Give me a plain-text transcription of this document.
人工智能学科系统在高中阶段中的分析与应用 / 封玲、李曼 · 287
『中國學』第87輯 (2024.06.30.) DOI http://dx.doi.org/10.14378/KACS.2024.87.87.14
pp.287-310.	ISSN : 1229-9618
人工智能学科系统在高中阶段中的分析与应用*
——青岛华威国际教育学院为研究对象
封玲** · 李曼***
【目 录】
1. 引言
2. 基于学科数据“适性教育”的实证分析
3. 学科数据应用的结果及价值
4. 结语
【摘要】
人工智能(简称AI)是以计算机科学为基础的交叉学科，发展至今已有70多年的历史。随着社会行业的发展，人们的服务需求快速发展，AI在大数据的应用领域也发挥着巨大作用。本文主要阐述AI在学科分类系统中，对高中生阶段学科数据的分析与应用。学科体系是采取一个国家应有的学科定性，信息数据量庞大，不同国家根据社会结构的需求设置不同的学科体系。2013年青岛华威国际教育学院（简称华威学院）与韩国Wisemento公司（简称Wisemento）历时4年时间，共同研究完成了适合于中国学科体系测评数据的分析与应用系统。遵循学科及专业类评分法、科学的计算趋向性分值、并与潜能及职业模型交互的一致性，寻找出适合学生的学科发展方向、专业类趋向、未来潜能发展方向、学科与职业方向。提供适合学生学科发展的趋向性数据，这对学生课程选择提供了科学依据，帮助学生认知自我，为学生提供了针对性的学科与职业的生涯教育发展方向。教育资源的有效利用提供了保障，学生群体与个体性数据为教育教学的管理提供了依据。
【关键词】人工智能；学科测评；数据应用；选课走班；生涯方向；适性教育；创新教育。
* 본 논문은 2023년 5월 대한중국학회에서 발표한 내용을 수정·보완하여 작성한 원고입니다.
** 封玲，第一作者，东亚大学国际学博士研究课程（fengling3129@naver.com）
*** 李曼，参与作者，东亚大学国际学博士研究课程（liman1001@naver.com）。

-------------------------

» **TASK DETAILS**
Report only the number of lines that hold the word "人工智能学科系统在高中阶段中的分析与应用".

» **RESPONSE**
2